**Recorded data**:
— Begin —

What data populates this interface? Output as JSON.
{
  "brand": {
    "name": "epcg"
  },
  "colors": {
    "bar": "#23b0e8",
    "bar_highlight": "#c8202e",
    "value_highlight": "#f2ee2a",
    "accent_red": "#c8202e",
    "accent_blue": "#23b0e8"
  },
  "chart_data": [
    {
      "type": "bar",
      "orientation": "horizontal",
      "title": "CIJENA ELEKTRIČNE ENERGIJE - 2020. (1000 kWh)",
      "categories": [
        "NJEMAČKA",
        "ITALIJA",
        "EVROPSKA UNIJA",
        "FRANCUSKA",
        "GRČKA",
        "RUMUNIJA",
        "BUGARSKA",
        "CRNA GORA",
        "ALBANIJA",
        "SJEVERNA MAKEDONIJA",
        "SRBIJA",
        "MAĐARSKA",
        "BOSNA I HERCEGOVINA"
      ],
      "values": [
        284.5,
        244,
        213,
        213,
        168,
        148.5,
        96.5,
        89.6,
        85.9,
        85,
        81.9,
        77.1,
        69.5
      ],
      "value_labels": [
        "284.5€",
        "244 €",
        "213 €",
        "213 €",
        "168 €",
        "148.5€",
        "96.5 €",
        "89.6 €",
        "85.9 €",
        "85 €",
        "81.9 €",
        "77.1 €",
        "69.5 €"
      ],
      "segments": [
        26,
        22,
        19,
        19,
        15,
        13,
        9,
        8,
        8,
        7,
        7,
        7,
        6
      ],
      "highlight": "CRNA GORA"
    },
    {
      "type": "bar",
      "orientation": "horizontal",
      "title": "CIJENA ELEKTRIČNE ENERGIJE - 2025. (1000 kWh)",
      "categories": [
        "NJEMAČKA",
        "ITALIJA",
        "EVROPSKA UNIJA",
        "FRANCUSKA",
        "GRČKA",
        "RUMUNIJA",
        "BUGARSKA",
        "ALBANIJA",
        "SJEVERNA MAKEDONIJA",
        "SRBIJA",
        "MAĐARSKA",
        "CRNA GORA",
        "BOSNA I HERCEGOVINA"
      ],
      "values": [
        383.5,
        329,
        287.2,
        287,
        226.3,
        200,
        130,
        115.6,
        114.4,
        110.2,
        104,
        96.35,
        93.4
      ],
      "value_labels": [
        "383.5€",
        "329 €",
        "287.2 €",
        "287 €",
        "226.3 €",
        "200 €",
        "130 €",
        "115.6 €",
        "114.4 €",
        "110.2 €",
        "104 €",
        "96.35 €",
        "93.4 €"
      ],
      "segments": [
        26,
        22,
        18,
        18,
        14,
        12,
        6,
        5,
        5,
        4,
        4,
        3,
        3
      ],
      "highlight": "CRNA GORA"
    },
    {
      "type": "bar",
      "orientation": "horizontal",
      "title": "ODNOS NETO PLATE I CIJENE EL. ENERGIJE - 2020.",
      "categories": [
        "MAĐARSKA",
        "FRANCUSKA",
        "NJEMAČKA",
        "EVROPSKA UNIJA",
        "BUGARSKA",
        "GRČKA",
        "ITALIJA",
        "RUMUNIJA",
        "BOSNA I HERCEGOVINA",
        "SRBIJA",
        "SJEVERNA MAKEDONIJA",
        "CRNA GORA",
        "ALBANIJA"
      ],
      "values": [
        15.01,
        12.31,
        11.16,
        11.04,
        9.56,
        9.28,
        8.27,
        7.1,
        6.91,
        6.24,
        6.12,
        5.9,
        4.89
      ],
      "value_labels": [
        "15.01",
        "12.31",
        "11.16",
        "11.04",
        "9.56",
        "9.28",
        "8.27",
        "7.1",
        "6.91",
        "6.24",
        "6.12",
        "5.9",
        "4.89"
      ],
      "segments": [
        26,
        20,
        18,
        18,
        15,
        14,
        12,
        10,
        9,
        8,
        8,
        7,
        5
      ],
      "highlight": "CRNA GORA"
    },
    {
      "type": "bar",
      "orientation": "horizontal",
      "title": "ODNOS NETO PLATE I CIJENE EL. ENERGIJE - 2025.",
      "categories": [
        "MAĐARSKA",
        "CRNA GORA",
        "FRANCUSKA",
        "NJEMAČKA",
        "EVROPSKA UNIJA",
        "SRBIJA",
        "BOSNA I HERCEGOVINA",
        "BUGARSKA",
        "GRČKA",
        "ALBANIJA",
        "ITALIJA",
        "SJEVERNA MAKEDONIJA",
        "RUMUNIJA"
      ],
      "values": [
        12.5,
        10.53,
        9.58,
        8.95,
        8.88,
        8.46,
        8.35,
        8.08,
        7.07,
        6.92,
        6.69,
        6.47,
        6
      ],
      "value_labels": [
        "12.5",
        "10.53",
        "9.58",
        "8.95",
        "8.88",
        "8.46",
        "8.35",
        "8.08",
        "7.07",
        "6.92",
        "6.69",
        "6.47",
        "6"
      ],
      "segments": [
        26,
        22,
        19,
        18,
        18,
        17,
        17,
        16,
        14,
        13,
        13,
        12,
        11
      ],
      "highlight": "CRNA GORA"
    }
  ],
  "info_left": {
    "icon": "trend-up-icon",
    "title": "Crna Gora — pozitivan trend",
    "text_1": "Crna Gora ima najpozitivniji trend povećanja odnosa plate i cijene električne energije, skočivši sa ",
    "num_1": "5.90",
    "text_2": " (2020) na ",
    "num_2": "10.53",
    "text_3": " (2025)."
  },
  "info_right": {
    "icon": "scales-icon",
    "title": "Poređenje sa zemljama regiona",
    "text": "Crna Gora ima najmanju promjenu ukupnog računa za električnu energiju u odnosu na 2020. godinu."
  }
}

— End —

**WHAT IS BEING ASKED**: In the records above, locate the lines holding the word "title". Copy each of them.

**FULL ANSWER**:
      "title": "CIJENA ELEKTRIČNE ENERGIJE - 2020. (1000 kWh)",
      "title": "CIJENA ELEKTRIČNE ENERGIJE - 2025. (1000 kWh)",
      "title": "ODNOS NETO PLATE I CIJENE EL. ENERGIJE - 2020.",
      "title": "ODNOS NETO PLATE I CIJENE EL. ENERGIJE - 2025.",
    "title": "Crna Gora — pozitivan trend",
    "title": "Poređenje sa zemljama regiona",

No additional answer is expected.